_PROBLEM_
Make an exact copy of the records, with the pictures left out.

Excerpt from a dataset:
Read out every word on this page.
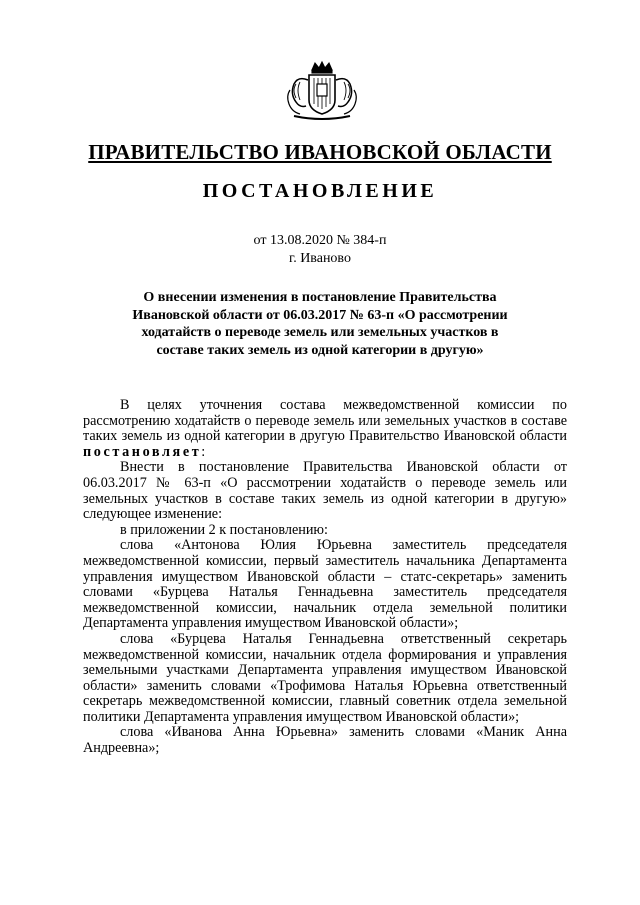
ПРАВИТЕЛЬСТВО ИВАНОВСКОЙ ОБЛАСТИ
ПОСТАНОВЛЕНИЕ
от 13.08.2020 № 384-п
г. Иваново
О внесении изменения в постановление Правительства Ивановской области от 06.03.2017 № 63-п «О рассмотрении ходатайств о переводе земель или земельных участков в составе таких земель из одной категории в другую»

В целях уточнения состава межведомственной комиссии по рассмотрению ходатайств о переводе земель или земельных участков в составе таких земель из одной категории в другую Правительство Ивановской области постановляет:

Внести в постановление Правительства Ивановской области от 06.03.2017 № 63-п «О рассмотрении ходатайств о переводе земель или земельных участков в составе таких земель из одной категории в другую» следующее изменение:

в приложении 2 к постановлению:

слова «Антонова Юлия Юрьевна заместитель председателя межведомственной комиссии, первый заместитель начальника Департамента управления имуществом Ивановской области – статс-секретарь» заменить словами «Бурцева Наталья Геннадьевна заместитель председателя межведомственной комиссии, начальник отдела земельной политики Департамента управления имуществом Ивановской области»;

слова «Бурцева Наталья Геннадьевна ответственный секретарь межведомственной комиссии, начальник отдела формирования и управления земельными участками Департамента управления имуществом Ивановской области» заменить словами «Трофимова Наталья Юрьевна ответственный секретарь межведомственной комиссии, главный советник отдела земельной политики Департамента управления имуществом Ивановской области»;

слова «Иванова Анна Юрьевна» заменить словами «Маник Анна Андреевна»;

_COMPLETE OUTPUT_
Read out every word on this page.
ПРАВИТЕЛЬСТВО ИВАНОВСКОЙ ОБЛАСТИ
ПОСТАНОВЛЕНИЕ
от 13.08.2020 № 384-п
г. Иваново
О внесении изменения в постановление Правительства Ивановской области от 06.03.2017 № 63-п «О рассмотрении ходатайств о переводе земель или земельных участков в составе таких земель из одной категории в другую»

В целях уточнения состава межведомственной комиссии по рассмотрению ходатайств о переводе земель или земельных участков в составе таких земель из одной категории в другую Правительство Ивановской области постановляет:

Внести в постановление Правительства Ивановской области от 06.03.2017 № 63-п «О рассмотрении ходатайств о переводе земель или земельных участков в составе таких земель из одной категории в другую» следующее изменение:

в приложении 2 к постановлению:

слова «Антонова Юлия Юрьевна заместитель председателя межведомственной комиссии, первый заместитель начальника Департамента управления имуществом Ивановской области – статс-секретарь» заменить словами «Бурцева Наталья Геннадьевна заместитель председателя межведомственной комиссии, начальник отдела земельной политики Департамента управления имуществом Ивановской области»;

слова «Бурцева Наталья Геннадьевна ответственный секретарь межведомственной комиссии, начальник отдела формирования и управления земельными участками Департамента управления имуществом Ивановской области» заменить словами «Трофимова Наталья Юрьевна ответственный секретарь межведомственной комиссии, главный советник отдела земельной политики Департамента управления имуществом Ивановской области»;

слова «Иванова Анна Юрьевна» заменить словами «Маник Анна Андреевна»;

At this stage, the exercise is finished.